Given exercise:
Extract, from the records beneath this instruction, each line that contains the word "Accuracy".

[Start]

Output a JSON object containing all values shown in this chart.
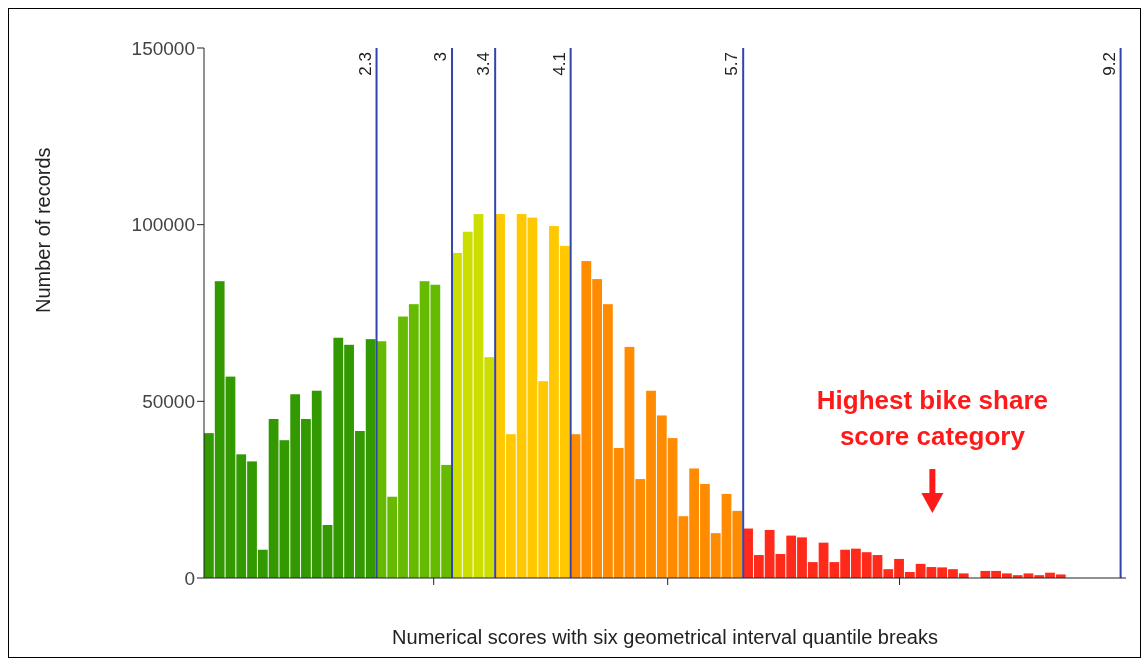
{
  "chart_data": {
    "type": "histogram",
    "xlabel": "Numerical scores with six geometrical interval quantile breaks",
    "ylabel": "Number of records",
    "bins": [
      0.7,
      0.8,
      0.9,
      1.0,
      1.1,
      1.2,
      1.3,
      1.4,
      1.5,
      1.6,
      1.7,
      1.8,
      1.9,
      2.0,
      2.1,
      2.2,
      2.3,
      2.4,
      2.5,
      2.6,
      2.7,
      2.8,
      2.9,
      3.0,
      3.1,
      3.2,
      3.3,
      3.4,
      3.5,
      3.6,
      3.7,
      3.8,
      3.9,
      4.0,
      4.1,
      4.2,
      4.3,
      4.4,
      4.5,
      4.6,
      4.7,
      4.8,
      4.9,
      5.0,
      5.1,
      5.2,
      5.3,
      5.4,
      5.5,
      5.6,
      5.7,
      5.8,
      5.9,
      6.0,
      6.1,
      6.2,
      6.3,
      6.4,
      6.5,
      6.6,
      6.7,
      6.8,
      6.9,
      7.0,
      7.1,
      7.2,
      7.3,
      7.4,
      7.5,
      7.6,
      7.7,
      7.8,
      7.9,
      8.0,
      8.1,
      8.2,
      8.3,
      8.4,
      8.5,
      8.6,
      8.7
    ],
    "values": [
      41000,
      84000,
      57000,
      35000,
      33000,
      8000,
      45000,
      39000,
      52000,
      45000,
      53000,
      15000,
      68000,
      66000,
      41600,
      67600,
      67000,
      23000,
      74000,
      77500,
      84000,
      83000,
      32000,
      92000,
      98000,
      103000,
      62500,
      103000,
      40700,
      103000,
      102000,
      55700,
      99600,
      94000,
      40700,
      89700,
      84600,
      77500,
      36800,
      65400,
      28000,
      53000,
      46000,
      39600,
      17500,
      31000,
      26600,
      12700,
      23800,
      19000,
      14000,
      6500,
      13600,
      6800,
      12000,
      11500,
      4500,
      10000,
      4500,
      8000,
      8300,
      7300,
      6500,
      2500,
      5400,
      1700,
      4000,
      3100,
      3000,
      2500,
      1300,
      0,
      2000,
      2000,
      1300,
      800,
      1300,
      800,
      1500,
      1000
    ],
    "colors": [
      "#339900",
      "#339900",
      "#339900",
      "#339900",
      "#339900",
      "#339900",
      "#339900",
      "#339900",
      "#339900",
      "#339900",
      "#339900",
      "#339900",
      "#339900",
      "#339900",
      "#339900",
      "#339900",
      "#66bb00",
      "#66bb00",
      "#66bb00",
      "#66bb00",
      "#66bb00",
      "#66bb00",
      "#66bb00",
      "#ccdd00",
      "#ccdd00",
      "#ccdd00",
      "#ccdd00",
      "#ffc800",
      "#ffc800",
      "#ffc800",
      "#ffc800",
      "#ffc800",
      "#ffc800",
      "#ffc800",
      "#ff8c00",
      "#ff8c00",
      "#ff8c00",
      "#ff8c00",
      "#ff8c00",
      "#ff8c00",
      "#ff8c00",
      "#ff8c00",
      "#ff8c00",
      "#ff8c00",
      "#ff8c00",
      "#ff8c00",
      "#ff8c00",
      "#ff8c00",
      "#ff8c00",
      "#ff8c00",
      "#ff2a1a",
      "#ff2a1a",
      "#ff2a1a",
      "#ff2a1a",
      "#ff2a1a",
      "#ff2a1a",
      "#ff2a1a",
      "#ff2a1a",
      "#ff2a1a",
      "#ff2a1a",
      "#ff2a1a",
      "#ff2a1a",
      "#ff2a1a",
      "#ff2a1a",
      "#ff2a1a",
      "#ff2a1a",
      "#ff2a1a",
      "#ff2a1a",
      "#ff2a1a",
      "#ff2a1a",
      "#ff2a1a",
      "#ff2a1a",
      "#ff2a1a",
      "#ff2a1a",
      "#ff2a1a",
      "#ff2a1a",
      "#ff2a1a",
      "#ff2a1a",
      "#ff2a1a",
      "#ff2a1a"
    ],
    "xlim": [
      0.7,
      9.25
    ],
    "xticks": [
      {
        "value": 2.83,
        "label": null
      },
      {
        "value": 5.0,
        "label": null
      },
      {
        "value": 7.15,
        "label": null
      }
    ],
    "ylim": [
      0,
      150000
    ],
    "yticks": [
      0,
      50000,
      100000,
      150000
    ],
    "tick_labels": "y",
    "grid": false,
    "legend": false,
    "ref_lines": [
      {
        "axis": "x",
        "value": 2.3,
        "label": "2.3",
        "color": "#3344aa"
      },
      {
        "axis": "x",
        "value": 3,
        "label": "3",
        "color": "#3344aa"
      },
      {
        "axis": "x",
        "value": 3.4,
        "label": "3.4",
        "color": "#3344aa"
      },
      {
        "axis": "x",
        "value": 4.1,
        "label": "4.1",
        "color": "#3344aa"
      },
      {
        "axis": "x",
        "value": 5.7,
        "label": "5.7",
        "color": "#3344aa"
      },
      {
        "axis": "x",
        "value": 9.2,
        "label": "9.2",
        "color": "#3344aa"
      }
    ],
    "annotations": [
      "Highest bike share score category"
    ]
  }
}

[End]
[Start]

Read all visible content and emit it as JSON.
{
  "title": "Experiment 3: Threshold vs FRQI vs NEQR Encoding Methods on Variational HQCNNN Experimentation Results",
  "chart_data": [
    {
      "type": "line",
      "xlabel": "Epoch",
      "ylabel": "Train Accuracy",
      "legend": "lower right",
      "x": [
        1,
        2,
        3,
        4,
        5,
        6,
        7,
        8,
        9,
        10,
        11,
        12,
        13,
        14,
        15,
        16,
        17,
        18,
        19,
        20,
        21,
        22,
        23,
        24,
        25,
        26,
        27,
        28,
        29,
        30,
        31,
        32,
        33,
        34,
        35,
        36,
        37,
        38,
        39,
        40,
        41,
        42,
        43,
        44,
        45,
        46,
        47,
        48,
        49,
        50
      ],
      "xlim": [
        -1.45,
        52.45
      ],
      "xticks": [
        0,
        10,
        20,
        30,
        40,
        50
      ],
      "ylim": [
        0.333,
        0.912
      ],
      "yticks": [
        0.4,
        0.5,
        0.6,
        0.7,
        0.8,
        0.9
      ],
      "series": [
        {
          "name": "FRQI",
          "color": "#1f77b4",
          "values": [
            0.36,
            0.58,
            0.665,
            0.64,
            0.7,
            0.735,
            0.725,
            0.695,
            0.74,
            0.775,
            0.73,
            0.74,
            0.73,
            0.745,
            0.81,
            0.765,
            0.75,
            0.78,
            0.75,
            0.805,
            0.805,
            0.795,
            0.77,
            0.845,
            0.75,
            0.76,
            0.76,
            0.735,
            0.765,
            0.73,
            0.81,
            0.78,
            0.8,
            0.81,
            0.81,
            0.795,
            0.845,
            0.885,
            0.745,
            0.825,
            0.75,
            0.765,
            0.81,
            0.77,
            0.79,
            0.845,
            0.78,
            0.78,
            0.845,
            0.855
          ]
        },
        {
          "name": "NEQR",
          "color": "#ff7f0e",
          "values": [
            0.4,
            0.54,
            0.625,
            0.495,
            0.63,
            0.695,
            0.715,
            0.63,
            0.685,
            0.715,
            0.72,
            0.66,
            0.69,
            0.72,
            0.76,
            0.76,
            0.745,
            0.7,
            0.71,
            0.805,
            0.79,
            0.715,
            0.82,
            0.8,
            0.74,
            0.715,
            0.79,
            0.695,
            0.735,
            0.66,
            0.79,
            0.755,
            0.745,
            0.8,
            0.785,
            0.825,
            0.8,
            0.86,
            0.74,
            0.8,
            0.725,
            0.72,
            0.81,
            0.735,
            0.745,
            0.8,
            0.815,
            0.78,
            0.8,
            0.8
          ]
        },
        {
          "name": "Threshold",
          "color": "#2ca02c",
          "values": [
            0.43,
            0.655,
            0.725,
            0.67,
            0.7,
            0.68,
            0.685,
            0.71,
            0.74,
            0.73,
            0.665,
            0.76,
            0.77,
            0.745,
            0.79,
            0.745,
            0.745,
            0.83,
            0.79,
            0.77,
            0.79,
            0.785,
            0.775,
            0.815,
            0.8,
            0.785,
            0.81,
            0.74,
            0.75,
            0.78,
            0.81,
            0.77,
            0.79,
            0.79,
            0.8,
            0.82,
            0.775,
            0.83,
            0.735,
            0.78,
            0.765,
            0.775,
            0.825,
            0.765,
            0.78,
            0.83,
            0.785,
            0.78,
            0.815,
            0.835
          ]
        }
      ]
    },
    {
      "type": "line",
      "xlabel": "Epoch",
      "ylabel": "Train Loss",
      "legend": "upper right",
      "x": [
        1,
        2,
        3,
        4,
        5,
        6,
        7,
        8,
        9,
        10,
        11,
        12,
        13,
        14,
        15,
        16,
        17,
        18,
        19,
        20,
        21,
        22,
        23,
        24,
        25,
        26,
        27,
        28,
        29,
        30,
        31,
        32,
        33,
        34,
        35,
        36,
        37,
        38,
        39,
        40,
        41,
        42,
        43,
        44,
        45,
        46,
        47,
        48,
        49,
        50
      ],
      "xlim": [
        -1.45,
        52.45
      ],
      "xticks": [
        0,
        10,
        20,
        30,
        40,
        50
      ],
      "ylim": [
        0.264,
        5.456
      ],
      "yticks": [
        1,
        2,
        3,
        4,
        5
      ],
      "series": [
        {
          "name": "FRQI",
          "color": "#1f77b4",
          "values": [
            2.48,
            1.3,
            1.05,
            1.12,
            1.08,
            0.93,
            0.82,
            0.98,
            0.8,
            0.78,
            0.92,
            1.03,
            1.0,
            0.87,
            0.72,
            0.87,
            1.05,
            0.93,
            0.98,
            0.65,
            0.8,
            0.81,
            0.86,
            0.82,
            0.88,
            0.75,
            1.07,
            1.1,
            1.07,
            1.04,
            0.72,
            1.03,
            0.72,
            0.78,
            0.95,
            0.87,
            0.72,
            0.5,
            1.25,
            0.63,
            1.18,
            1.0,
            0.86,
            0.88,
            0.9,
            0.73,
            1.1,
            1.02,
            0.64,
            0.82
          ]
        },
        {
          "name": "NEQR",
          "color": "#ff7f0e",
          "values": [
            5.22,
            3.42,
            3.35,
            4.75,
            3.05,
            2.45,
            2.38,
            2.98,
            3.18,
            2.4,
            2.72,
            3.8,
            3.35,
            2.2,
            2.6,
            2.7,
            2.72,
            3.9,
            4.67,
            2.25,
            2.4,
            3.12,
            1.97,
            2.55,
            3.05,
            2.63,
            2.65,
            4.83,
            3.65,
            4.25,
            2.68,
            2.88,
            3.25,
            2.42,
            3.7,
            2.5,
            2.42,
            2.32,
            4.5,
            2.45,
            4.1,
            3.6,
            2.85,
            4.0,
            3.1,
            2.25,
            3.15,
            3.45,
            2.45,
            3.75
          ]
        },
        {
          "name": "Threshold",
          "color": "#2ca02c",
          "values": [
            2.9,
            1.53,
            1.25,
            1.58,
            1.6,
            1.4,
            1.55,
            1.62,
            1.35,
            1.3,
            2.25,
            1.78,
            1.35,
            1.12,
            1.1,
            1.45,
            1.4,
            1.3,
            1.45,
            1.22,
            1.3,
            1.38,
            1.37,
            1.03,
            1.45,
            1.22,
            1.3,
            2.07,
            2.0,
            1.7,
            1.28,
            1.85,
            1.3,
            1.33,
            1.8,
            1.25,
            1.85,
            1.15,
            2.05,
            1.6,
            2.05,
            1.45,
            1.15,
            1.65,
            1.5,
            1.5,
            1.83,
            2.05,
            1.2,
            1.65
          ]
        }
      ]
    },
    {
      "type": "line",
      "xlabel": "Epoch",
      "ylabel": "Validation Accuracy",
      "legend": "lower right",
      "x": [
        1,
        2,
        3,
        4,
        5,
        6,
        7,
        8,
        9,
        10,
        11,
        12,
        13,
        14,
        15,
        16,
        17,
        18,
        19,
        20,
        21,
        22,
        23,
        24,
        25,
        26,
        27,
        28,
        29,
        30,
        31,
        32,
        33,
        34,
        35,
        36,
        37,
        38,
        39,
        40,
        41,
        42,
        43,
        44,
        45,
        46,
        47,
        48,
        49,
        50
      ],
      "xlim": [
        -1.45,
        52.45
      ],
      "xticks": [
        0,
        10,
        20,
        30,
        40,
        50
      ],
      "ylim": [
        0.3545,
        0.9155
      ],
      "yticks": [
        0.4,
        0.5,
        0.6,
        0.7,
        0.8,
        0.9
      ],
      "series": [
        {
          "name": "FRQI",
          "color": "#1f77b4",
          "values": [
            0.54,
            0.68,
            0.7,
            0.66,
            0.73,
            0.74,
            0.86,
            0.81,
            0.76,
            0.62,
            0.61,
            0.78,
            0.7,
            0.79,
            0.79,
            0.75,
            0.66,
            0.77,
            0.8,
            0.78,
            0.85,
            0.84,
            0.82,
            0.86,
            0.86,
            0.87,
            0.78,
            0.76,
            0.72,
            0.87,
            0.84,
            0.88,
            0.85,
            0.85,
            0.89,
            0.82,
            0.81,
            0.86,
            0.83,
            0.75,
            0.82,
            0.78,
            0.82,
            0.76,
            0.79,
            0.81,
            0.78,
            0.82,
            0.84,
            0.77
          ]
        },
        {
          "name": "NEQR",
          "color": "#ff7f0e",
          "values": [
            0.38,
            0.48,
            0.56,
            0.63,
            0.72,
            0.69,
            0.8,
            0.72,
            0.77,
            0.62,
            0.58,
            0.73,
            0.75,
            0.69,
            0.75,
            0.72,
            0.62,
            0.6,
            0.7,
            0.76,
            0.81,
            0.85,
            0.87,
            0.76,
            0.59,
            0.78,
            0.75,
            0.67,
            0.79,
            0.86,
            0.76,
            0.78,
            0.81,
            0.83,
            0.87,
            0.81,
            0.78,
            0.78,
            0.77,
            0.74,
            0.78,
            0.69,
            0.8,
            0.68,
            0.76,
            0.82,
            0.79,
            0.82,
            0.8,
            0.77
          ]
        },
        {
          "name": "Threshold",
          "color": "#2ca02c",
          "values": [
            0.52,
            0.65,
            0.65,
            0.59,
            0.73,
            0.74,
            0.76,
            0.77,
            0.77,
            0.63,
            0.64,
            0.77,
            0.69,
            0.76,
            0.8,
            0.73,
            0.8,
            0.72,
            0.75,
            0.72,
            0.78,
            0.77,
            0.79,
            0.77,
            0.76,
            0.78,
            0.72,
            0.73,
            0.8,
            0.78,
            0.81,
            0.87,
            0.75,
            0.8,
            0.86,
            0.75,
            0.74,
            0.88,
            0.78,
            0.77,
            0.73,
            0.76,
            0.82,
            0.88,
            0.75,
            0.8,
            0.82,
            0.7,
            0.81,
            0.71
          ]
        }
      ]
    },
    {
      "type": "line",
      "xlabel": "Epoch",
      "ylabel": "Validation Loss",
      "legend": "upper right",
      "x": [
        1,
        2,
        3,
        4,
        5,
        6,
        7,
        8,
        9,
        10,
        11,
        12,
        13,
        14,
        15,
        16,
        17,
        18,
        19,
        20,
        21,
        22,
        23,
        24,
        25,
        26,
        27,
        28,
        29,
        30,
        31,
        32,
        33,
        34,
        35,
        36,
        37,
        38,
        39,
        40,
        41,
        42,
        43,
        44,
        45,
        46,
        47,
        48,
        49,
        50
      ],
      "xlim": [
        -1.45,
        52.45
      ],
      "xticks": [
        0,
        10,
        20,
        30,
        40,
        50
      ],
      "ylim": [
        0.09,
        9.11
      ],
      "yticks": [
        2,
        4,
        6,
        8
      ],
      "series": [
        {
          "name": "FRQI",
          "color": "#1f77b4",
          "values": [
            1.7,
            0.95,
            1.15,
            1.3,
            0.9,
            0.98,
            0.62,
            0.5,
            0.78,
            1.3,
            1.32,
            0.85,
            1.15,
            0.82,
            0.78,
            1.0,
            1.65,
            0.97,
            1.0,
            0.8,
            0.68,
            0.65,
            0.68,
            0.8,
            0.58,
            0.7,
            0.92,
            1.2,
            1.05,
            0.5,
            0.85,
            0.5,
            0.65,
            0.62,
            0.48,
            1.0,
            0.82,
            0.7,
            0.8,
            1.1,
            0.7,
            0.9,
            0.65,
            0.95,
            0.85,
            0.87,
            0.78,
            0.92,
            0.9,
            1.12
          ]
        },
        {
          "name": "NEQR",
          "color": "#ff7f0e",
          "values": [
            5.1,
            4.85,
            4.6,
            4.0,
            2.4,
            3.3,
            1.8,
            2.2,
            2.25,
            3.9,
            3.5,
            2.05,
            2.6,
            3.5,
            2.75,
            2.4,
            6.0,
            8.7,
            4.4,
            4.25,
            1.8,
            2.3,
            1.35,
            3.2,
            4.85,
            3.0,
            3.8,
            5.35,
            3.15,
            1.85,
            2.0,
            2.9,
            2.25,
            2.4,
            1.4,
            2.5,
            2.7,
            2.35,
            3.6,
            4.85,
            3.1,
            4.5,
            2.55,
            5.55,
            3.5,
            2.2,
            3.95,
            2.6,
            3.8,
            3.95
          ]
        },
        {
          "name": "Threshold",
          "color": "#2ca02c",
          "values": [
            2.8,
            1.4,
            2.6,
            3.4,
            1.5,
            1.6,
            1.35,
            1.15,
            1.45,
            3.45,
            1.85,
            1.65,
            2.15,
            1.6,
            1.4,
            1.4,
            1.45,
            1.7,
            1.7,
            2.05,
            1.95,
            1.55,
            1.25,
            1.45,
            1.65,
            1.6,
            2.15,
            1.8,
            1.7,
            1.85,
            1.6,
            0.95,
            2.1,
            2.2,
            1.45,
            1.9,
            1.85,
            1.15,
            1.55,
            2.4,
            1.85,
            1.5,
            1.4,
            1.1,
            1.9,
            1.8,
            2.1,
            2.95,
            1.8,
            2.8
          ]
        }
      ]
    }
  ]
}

[End]

Correct result:
      "ylabel": "Train Accuracy",
      "ylabel": "Validation Accuracy",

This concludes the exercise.